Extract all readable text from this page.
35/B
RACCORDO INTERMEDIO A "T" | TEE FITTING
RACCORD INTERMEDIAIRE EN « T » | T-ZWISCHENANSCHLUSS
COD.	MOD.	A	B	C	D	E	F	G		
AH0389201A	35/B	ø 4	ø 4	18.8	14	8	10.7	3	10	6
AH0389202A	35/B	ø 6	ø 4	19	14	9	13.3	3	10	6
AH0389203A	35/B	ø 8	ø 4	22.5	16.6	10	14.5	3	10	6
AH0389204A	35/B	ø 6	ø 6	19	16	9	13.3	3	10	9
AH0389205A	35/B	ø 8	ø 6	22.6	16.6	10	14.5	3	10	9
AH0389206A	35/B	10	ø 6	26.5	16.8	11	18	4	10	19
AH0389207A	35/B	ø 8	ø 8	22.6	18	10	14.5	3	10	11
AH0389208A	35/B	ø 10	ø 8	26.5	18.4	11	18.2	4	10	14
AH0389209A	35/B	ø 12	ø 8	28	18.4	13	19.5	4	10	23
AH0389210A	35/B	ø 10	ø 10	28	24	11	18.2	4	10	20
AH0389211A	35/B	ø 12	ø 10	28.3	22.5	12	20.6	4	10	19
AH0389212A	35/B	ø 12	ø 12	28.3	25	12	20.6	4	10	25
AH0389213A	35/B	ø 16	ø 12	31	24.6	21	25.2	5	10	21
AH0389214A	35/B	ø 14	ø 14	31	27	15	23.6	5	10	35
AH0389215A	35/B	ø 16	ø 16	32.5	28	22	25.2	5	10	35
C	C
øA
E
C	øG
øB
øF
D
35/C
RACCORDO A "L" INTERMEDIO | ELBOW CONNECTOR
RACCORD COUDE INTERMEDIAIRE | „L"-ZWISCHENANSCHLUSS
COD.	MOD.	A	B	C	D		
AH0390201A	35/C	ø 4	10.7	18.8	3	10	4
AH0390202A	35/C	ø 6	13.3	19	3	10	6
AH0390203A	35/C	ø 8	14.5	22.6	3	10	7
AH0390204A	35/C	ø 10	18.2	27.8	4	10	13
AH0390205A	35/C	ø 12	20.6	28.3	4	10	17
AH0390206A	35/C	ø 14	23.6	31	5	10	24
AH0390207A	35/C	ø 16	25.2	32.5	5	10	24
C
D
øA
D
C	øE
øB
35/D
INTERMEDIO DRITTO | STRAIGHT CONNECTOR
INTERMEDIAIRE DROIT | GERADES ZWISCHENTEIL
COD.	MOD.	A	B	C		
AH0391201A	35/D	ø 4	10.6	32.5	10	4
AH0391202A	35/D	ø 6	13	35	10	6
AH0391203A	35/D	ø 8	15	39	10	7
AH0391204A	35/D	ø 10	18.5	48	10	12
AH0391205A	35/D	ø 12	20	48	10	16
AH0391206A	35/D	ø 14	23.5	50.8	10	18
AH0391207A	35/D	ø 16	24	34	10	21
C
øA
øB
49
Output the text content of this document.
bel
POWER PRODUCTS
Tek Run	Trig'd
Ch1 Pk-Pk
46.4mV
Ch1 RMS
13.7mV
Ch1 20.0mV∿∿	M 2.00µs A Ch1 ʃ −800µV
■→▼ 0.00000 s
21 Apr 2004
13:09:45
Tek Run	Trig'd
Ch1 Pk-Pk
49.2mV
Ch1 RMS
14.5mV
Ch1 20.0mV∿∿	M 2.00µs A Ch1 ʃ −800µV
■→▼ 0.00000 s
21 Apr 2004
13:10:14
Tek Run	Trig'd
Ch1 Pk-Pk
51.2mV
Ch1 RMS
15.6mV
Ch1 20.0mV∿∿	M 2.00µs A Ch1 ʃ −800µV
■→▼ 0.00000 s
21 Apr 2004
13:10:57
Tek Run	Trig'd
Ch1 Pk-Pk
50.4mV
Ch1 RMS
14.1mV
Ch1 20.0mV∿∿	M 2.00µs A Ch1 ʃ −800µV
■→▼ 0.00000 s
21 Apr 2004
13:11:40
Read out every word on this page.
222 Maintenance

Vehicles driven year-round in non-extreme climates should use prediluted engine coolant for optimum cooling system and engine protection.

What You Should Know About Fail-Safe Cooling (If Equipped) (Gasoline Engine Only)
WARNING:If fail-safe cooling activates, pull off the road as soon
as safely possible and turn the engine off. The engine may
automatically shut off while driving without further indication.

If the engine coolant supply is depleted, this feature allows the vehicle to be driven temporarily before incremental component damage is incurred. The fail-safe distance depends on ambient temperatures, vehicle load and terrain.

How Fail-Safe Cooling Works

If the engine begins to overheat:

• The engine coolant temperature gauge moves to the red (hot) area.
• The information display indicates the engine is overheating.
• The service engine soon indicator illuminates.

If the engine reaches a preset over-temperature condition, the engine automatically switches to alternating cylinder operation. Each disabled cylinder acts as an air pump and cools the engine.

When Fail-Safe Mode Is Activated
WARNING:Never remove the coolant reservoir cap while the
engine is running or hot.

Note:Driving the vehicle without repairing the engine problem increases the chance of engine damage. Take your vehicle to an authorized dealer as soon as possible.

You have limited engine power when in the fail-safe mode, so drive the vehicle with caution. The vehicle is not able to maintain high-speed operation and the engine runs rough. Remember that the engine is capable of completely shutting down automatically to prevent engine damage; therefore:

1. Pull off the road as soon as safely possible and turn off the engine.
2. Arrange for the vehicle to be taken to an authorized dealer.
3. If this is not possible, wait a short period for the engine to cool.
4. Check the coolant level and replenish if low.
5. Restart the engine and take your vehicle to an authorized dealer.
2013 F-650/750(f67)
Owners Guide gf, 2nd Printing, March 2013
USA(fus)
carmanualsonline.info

Task details: Output all records verbatim.

Result of this exercise:
Extract all readable text from this page.
35/B
RACCORDO INTERMEDIO A "T" | TEE FITTING
RACCORD INTERMEDIAIRE EN « T » | T-ZWISCHENANSCHLUSS
COD.	MOD.	A	B	C	D	E	F	G		
AH0389201A	35/B	ø 4	ø 4	18.8	14	8	10.7	3	10	6
AH0389202A	35/B	ø 6	ø 4	19	14	9	13.3	3	10	6
AH0389203A	35/B	ø 8	ø 4	22.5	16.6	10	14.5	3	10	6
AH0389204A	35/B	ø 6	ø 6	19	16	9	13.3	3	10	9
AH0389205A	35/B	ø 8	ø 6	22.6	16.6	10	14.5	3	10	9
AH0389206A	35/B	10	ø 6	26.5	16.8	11	18	4	10	19
AH0389207A	35/B	ø 8	ø 8	22.6	18	10	14.5	3	10	11
AH0389208A	35/B	ø 10	ø 8	26.5	18.4	11	18.2	4	10	14
AH0389209A	35/B	ø 12	ø 8	28	18.4	13	19.5	4	10	23
AH0389210A	35/B	ø 10	ø 10	28	24	11	18.2	4	10	20
AH0389211A	35/B	ø 12	ø 10	28.3	22.5	12	20.6	4	10	19
AH0389212A	35/B	ø 12	ø 12	28.3	25	12	20.6	4	10	25
AH0389213A	35/B	ø 16	ø 12	31	24.6	21	25.2	5	10	21
AH0389214A	35/B	ø 14	ø 14	31	27	15	23.6	5	10	35
AH0389215A	35/B	ø 16	ø 16	32.5	28	22	25.2	5	10	35
C	C
øA
E
C	øG
øB
øF
D
35/C
RACCORDO A "L" INTERMEDIO | ELBOW CONNECTOR
RACCORD COUDE INTERMEDIAIRE | „L"-ZWISCHENANSCHLUSS
COD.	MOD.	A	B	C	D		
AH0390201A	35/C	ø 4	10.7	18.8	3	10	4
AH0390202A	35/C	ø 6	13.3	19	3	10	6
AH0390203A	35/C	ø 8	14.5	22.6	3	10	7
AH0390204A	35/C	ø 10	18.2	27.8	4	10	13
AH0390205A	35/C	ø 12	20.6	28.3	4	10	17
AH0390206A	35/C	ø 14	23.6	31	5	10	24
AH0390207A	35/C	ø 16	25.2	32.5	5	10	24
C
D
øA
D
C	øE
øB
35/D
INTERMEDIO DRITTO | STRAIGHT CONNECTOR
INTERMEDIAIRE DROIT | GERADES ZWISCHENTEIL
COD.	MOD.	A	B	C		
AH0391201A	35/D	ø 4	10.6	32.5	10	4
AH0391202A	35/D	ø 6	13	35	10	6
AH0391203A	35/D	ø 8	15	39	10	7
AH0391204A	35/D	ø 10	18.5	48	10	12
AH0391205A	35/D	ø 12	20	48	10	16
AH0391206A	35/D	ø 14	23.5	50.8	10	18
AH0391207A	35/D	ø 16	24	34	10	21
C
øA
øB
49
Output the text content of this document.
bel
POWER PRODUCTS
Tek Run	Trig'd
Ch1 Pk-Pk
46.4mV
Ch1 RMS
13.7mV
Ch1 20.0mV∿∿	M 2.00µs A Ch1 ʃ −800µV
■→▼ 0.00000 s
21 Apr 2004
13:09:45
Tek Run	Trig'd
Ch1 Pk-Pk
49.2mV
Ch1 RMS
14.5mV
Ch1 20.0mV∿∿	M 2.00µs A Ch1 ʃ −800µV
■→▼ 0.00000 s
21 Apr 2004
13:10:14
Tek Run	Trig'd
Ch1 Pk-Pk
51.2mV
Ch1 RMS
15.6mV
Ch1 20.0mV∿∿	M 2.00µs A Ch1 ʃ −800µV
■→▼ 0.00000 s
21 Apr 2004
13:10:57
Tek Run	Trig'd
Ch1 Pk-Pk
50.4mV
Ch1 RMS
14.1mV
Ch1 20.0mV∿∿	M 2.00µs A Ch1 ʃ −800µV
■→▼ 0.00000 s
21 Apr 2004
13:11:40
Read out every word on this page.
222 Maintenance

Vehicles driven year-round in non-extreme climates should use prediluted engine coolant for optimum cooling system and engine protection.

What You Should Know About Fail-Safe Cooling (If Equipped) (Gasoline Engine Only)
WARNING:If fail-safe cooling activates, pull off the road as soon
as safely possible and turn the engine off. The engine may
automatically shut off while driving without further indication.

If the engine coolant supply is depleted, this feature allows the vehicle to be driven temporarily before incremental component damage is incurred. The fail-safe distance depends on ambient temperatures, vehicle load and terrain.

How Fail-Safe Cooling Works

If the engine begins to overheat:

• The engine coolant temperature gauge moves to the red (hot) area.
• The information display indicates the engine is overheating.
• The service engine soon indicator illuminates.

If the engine reaches a preset over-temperature condition, the engine automatically switches to alternating cylinder operation. Each disabled cylinder acts as an air pump and cools the engine.

When Fail-Safe Mode Is Activated
WARNING:Never remove the coolant reservoir cap while the
engine is running or hot.

Note:Driving the vehicle without repairing the engine problem increases the chance of engine damage. Take your vehicle to an authorized dealer as soon as possible.

You have limited engine power when in the fail-safe mode, so drive the vehicle with caution. The vehicle is not able to maintain high-speed operation and the engine runs rough. Remember that the engine is capable of completely shutting down automatically to prevent engine damage; therefore:

1. Pull off the road as soon as safely possible and turn off the engine.
2. Arrange for the vehicle to be taken to an authorized dealer.
3. If this is not possible, wait a short period for the engine to cool.
4. Check the coolant level and replenish if low.
5. Restart the engine and take your vehicle to an authorized dealer.
2013 F-650/750(f67)
Owners Guide gf, 2nd Printing, March 2013
USA(fus)
carmanualsonline.info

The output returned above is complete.